## Goal of the exercise
Print out each entry below exactly, please.

## Data shown

━━━━━━━━━━━━━━━━━━━━

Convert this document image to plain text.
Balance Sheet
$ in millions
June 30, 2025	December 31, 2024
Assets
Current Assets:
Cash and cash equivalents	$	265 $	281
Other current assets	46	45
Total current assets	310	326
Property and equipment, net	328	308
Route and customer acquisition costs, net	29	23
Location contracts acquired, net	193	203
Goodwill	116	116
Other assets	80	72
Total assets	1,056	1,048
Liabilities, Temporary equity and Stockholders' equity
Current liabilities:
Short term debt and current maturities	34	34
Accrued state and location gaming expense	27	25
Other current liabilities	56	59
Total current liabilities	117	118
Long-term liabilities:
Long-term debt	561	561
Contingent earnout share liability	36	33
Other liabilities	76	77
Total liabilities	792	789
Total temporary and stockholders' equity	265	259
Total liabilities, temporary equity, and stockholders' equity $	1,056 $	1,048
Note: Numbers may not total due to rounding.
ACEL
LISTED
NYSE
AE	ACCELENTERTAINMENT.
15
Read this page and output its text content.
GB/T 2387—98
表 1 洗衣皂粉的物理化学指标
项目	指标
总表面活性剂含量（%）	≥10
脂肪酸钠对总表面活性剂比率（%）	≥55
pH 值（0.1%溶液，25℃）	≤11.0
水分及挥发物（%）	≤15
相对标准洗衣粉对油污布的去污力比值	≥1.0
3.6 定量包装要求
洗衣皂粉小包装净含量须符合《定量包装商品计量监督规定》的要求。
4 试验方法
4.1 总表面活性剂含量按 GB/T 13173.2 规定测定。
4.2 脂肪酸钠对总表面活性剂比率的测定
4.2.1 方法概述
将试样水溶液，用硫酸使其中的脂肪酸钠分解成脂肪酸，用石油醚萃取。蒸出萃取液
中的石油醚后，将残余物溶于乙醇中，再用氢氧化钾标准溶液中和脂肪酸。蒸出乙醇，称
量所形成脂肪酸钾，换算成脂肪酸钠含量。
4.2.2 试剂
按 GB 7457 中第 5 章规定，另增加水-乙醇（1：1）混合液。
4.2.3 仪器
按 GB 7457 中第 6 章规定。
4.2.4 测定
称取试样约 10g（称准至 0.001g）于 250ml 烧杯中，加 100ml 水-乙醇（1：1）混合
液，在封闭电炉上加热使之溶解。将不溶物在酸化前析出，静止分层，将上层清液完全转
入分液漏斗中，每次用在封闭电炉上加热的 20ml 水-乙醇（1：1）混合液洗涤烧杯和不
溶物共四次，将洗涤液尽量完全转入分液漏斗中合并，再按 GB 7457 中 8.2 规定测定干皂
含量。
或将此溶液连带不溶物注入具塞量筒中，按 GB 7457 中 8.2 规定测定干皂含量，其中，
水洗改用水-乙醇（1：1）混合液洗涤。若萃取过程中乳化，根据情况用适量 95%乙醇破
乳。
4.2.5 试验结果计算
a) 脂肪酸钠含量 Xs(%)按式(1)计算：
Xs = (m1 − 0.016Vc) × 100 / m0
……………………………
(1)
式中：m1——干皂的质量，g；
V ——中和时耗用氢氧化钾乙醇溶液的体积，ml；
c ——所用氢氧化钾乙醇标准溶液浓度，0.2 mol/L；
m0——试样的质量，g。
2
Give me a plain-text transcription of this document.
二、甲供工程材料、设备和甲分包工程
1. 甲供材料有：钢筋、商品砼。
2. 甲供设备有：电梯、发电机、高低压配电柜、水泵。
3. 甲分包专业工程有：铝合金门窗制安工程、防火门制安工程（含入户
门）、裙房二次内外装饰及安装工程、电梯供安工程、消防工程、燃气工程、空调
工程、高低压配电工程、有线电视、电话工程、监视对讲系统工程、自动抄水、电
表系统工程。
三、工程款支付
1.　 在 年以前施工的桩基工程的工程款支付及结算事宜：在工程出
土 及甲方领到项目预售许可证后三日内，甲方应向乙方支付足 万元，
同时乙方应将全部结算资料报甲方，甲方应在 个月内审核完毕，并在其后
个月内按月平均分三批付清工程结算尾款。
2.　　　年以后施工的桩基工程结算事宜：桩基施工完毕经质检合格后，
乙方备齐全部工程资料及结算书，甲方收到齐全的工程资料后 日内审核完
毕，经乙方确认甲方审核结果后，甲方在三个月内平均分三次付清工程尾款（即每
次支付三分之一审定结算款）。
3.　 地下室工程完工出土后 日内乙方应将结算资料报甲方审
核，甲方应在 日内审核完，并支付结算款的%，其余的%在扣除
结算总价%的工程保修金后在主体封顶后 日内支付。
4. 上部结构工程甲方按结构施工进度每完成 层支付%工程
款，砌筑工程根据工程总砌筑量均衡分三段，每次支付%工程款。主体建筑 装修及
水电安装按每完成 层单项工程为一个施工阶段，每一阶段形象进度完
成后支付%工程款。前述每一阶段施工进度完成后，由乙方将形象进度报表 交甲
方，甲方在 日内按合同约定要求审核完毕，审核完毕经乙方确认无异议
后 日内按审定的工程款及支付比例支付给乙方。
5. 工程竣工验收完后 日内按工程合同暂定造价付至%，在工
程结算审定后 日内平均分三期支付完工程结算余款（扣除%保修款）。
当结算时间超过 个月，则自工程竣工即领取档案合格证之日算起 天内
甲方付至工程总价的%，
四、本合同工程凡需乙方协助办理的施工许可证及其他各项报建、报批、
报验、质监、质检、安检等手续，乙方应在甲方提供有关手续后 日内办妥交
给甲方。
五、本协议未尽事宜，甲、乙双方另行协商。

━━━━━━━━━━━━━━━━━━━━

## Solution to the exercise
Convert this document image to plain text.
Balance Sheet
$ in millions
June 30, 2025	December 31, 2024
Assets
Current Assets:
Cash and cash equivalents	$	265 $	281
Other current assets	46	45
Total current assets	310	326
Property and equipment, net	328	308
Route and customer acquisition costs, net	29	23
Location contracts acquired, net	193	203
Goodwill	116	116
Other assets	80	72
Total assets	1,056	1,048
Liabilities, Temporary equity and Stockholders' equity
Current liabilities:
Short term debt and current maturities	34	34
Accrued state and location gaming expense	27	25
Other current liabilities	56	59
Total current liabilities	117	118
Long-term liabilities:
Long-term debt	561	561
Contingent earnout share liability	36	33
Other liabilities	76	77
Total liabilities	792	789
Total temporary and stockholders' equity	265	259
Total liabilities, temporary equity, and stockholders' equity $	1,056 $	1,048
Note: Numbers may not total due to rounding.
ACEL
LISTED
NYSE
AE	ACCELENTERTAINMENT.
15
Read this page and output its text content.
GB/T 2387—98
表 1 洗衣皂粉的物理化学指标
项目	指标
总表面活性剂含量（%）	≥10
脂肪酸钠对总表面活性剂比率（%）	≥55
pH 值（0.1%溶液，25℃）	≤11.0
水分及挥发物（%）	≤15
相对标准洗衣粉对油污布的去污力比值	≥1.0
3.6 定量包装要求
洗衣皂粉小包装净含量须符合《定量包装商品计量监督规定》的要求。
4 试验方法
4.1 总表面活性剂含量按 GB/T 13173.2 规定测定。
4.2 脂肪酸钠对总表面活性剂比率的测定
4.2.1 方法概述
将试样水溶液，用硫酸使其中的脂肪酸钠分解成脂肪酸，用石油醚萃取。蒸出萃取液
中的石油醚后，将残余物溶于乙醇中，再用氢氧化钾标准溶液中和脂肪酸。蒸出乙醇，称
量所形成脂肪酸钾，换算成脂肪酸钠含量。
4.2.2 试剂
按 GB 7457 中第 5 章规定，另增加水-乙醇（1：1）混合液。
4.2.3 仪器
按 GB 7457 中第 6 章规定。
4.2.4 测定
称取试样约 10g（称准至 0.001g）于 250ml 烧杯中，加 100ml 水-乙醇（1：1）混合
液，在封闭电炉上加热使之溶解。将不溶物在酸化前析出，静止分层，将上层清液完全转
入分液漏斗中，每次用在封闭电炉上加热的 20ml 水-乙醇（1：1）混合液洗涤烧杯和不
溶物共四次，将洗涤液尽量完全转入分液漏斗中合并，再按 GB 7457 中 8.2 规定测定干皂
含量。
或将此溶液连带不溶物注入具塞量筒中，按 GB 7457 中 8.2 规定测定干皂含量，其中，
水洗改用水-乙醇（1：1）混合液洗涤。若萃取过程中乳化，根据情况用适量 95%乙醇破
乳。
4.2.5 试验结果计算
a) 脂肪酸钠含量 Xs(%)按式(1)计算：
Xs = (m1 − 0.016Vc) × 100 / m0
……………………………
(1)
式中：m1——干皂的质量，g；
V ——中和时耗用氢氧化钾乙醇溶液的体积，ml；
c ——所用氢氧化钾乙醇标准溶液浓度，0.2 mol/L；
m0——试样的质量，g。
2
Give me a plain-text transcription of this document.
二、甲供工程材料、设备和甲分包工程
1. 甲供材料有：钢筋、商品砼。
2. 甲供设备有：电梯、发电机、高低压配电柜、水泵。
3. 甲分包专业工程有：铝合金门窗制安工程、防火门制安工程（含入户
门）、裙房二次内外装饰及安装工程、电梯供安工程、消防工程、燃气工程、空调
工程、高低压配电工程、有线电视、电话工程、监视对讲系统工程、自动抄水、电
表系统工程。
三、工程款支付
1.　 在 年以前施工的桩基工程的工程款支付及结算事宜：在工程出
土 及甲方领到项目预售许可证后三日内，甲方应向乙方支付足 万元，
同时乙方应将全部结算资料报甲方，甲方应在 个月内审核完毕，并在其后
个月内按月平均分三批付清工程结算尾款。
2.　　　年以后施工的桩基工程结算事宜：桩基施工完毕经质检合格后，
乙方备齐全部工程资料及结算书，甲方收到齐全的工程资料后 日内审核完
毕，经乙方确认甲方审核结果后，甲方在三个月内平均分三次付清工程尾款（即每
次支付三分之一审定结算款）。
3.　 地下室工程完工出土后 日内乙方应将结算资料报甲方审
核，甲方应在 日内审核完，并支付结算款的%，其余的%在扣除
结算总价%的工程保修金后在主体封顶后 日内支付。
4. 上部结构工程甲方按结构施工进度每完成 层支付%工程
款，砌筑工程根据工程总砌筑量均衡分三段，每次支付%工程款。主体建筑 装修及
水电安装按每完成 层单项工程为一个施工阶段，每一阶段形象进度完
成后支付%工程款。前述每一阶段施工进度完成后，由乙方将形象进度报表 交甲
方，甲方在 日内按合同约定要求审核完毕，审核完毕经乙方确认无异议
后 日内按审定的工程款及支付比例支付给乙方。
5. 工程竣工验收完后 日内按工程合同暂定造价付至%，在工
程结算审定后 日内平均分三期支付完工程结算余款（扣除%保修款）。
当结算时间超过 个月，则自工程竣工即领取档案合格证之日算起 天内
甲方付至工程总价的%，
四、本合同工程凡需乙方协助办理的施工许可证及其他各项报建、报批、
报验、质监、质检、安检等手续，乙方应在甲方提供有关手续后 日内办妥交
给甲方。
五、本协议未尽事宜，甲、乙双方另行协商。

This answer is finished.